--- SUPPLIED RECORDS ---

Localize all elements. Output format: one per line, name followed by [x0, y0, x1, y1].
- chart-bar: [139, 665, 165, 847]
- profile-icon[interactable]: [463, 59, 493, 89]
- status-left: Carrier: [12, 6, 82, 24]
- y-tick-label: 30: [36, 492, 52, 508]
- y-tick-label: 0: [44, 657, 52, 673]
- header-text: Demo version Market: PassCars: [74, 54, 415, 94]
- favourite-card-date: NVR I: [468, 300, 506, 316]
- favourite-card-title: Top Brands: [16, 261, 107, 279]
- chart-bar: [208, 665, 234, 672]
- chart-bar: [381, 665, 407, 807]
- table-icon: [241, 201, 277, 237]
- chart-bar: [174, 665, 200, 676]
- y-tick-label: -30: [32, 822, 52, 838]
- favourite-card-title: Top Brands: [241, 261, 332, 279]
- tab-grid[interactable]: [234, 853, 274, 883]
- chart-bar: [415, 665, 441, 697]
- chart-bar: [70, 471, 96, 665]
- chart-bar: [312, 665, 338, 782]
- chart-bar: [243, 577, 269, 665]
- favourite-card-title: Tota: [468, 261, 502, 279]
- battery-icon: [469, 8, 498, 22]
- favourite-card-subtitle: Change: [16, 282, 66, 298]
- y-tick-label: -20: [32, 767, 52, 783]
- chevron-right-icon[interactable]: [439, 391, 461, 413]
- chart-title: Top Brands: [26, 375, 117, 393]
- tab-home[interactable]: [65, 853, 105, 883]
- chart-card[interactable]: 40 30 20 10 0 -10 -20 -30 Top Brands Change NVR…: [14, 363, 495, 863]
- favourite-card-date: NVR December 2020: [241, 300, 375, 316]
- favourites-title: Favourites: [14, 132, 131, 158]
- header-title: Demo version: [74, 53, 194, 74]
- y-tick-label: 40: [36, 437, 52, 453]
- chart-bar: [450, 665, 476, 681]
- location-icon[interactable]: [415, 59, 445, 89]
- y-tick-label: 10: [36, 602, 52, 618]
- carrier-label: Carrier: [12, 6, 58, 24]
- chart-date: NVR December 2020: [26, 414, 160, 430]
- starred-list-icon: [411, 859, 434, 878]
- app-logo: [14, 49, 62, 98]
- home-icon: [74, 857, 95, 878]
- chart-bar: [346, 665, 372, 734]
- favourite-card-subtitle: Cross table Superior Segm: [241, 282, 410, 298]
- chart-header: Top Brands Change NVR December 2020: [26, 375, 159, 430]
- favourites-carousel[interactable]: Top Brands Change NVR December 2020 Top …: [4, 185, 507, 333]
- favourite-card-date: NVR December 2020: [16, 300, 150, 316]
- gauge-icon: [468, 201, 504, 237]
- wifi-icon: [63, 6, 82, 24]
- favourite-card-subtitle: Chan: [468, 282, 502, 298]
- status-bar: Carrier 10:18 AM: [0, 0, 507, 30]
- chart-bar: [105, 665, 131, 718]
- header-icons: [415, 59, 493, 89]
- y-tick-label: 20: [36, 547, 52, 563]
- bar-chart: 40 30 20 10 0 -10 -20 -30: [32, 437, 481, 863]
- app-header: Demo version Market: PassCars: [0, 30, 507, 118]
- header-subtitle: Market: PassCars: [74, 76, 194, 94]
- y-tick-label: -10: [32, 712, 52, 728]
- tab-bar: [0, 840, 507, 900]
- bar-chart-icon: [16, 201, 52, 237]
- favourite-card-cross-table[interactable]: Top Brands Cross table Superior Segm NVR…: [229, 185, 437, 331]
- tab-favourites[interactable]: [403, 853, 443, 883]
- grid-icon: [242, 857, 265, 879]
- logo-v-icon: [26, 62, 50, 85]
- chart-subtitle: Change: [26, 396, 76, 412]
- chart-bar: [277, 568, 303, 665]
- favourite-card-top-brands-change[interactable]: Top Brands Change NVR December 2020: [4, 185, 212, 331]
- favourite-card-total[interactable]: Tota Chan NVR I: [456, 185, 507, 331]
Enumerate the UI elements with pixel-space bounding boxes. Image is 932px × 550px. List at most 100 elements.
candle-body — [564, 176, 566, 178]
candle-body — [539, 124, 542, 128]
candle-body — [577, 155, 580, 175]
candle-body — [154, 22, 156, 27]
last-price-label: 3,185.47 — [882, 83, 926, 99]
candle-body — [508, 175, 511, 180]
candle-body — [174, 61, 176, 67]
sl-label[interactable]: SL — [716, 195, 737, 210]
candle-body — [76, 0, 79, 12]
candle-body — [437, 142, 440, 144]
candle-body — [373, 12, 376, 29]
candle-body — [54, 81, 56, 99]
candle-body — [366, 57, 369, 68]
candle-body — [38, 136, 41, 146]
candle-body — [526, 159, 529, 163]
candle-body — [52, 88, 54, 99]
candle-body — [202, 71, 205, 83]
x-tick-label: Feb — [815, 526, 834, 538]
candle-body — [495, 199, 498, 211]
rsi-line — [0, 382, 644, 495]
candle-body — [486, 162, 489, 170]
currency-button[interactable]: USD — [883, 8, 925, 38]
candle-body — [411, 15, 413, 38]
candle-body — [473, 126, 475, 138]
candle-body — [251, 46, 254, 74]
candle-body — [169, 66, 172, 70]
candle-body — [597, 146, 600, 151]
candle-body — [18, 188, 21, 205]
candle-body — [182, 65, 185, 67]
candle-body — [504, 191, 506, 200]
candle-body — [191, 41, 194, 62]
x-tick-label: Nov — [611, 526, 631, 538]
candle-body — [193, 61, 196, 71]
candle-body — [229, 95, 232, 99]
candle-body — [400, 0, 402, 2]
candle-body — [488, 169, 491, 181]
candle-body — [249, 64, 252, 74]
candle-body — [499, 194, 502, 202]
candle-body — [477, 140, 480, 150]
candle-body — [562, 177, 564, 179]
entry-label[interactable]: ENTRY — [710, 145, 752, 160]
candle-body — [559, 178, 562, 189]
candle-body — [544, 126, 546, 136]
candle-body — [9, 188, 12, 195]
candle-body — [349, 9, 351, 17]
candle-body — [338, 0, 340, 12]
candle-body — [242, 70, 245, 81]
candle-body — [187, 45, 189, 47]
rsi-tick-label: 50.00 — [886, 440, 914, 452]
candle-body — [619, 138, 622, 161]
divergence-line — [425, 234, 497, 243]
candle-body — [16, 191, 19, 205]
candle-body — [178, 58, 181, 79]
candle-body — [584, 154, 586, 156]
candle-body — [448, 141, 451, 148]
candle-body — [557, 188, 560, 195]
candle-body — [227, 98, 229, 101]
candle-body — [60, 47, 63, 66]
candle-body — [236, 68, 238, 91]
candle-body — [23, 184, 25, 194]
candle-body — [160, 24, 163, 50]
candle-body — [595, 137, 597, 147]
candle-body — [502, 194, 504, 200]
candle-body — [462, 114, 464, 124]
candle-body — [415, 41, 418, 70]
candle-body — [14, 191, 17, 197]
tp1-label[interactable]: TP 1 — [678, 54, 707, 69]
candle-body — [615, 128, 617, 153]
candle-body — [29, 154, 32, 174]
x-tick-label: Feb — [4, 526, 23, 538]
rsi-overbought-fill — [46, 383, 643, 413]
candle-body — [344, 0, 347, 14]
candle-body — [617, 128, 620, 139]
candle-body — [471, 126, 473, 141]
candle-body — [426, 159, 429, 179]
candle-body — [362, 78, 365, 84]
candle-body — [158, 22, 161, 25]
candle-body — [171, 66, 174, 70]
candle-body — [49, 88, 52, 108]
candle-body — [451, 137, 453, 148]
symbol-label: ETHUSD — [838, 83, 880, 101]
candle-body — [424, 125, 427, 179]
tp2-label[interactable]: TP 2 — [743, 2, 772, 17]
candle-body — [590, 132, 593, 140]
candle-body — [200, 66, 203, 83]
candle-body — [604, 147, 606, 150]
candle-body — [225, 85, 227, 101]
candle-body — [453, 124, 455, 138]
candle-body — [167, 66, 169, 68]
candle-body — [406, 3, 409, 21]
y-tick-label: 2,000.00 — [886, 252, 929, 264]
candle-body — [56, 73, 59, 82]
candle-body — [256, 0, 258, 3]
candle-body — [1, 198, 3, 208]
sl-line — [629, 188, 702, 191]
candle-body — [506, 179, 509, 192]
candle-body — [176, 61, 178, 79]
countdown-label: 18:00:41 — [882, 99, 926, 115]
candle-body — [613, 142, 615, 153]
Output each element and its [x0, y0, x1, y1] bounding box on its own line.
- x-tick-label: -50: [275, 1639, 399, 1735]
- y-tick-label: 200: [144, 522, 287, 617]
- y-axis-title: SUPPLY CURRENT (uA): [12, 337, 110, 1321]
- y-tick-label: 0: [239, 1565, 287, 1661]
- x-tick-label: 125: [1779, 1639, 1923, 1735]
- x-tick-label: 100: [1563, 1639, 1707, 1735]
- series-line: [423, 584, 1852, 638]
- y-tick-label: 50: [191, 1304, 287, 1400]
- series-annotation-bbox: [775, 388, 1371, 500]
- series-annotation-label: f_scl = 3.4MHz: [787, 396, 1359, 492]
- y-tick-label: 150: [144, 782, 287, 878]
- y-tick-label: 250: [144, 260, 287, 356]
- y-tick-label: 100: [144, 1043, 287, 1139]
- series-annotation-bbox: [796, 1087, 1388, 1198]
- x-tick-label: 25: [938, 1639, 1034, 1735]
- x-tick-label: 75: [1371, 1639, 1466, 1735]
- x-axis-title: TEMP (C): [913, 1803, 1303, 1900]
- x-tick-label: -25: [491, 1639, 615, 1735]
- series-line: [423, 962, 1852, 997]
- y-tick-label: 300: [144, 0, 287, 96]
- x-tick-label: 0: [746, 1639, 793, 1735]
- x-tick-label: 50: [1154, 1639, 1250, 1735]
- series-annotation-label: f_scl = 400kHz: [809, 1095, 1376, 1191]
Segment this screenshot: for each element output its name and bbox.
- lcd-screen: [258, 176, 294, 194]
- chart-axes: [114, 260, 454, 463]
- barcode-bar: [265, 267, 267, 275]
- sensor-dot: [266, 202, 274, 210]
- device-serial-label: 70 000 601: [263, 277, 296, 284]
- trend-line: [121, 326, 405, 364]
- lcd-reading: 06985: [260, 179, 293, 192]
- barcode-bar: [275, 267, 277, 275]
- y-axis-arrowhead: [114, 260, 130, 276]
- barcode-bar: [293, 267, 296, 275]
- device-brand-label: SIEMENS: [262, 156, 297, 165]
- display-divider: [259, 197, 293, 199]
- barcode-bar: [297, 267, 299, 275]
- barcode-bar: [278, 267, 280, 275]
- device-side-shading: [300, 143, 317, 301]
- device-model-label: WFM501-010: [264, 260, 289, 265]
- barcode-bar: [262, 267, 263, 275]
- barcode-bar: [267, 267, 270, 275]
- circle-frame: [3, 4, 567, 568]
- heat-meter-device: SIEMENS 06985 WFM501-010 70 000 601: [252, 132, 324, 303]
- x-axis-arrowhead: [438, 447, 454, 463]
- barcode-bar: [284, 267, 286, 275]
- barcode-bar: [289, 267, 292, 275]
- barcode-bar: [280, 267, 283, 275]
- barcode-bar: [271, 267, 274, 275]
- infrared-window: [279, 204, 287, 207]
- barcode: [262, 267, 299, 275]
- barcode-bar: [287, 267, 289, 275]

---

Return the items above word for word, from their first line through the line containing "- chart-bar: [450, 665, 476, 681]", both included.

• [RESULT FOR THIS TASK]
Localize all elements. Output format: one per line, name followed by [x0, y0, x1, y1].
- chart-bar: [139, 665, 165, 847]
- profile-icon[interactable]: [463, 59, 493, 89]
- status-left: Carrier: [12, 6, 82, 24]
- y-tick-label: 30: [36, 492, 52, 508]
- y-tick-label: 0: [44, 657, 52, 673]
- header-text: Demo version Market: PassCars: [74, 54, 415, 94]
- favourite-card-date: NVR I: [468, 300, 506, 316]
- favourite-card-title: Top Brands: [16, 261, 107, 279]
- chart-bar: [208, 665, 234, 672]
- chart-bar: [381, 665, 407, 807]
- table-icon: [241, 201, 277, 237]
- chart-bar: [174, 665, 200, 676]
- y-tick-label: -30: [32, 822, 52, 838]
- favourite-card-title: Top Brands: [241, 261, 332, 279]
- tab-grid[interactable]: [234, 853, 274, 883]
- chart-bar: [415, 665, 441, 697]
- chart-bar: [70, 471, 96, 665]
- chart-bar: [312, 665, 338, 782]
- chart-bar: [243, 577, 269, 665]
- favourite-card-title: Tota: [468, 261, 502, 279]
- battery-icon: [469, 8, 498, 22]
- favourite-card-subtitle: Change: [16, 282, 66, 298]
- y-tick-label: -20: [32, 767, 52, 783]
- chevron-right-icon[interactable]: [439, 391, 461, 413]
- chart-title: Top Brands: [26, 375, 117, 393]
- tab-home[interactable]: [65, 853, 105, 883]
- chart-card[interactable]: 40 30 20 10 0 -10 -20 -30 Top Brands Change NVR…: [14, 363, 495, 863]
- favourite-card-date: NVR December 2020: [241, 300, 375, 316]
- favourites-title: Favourites: [14, 132, 131, 158]
- header-title: Demo version: [74, 53, 194, 74]
- y-tick-label: 40: [36, 437, 52, 453]
- chart-bar: [450, 665, 476, 681]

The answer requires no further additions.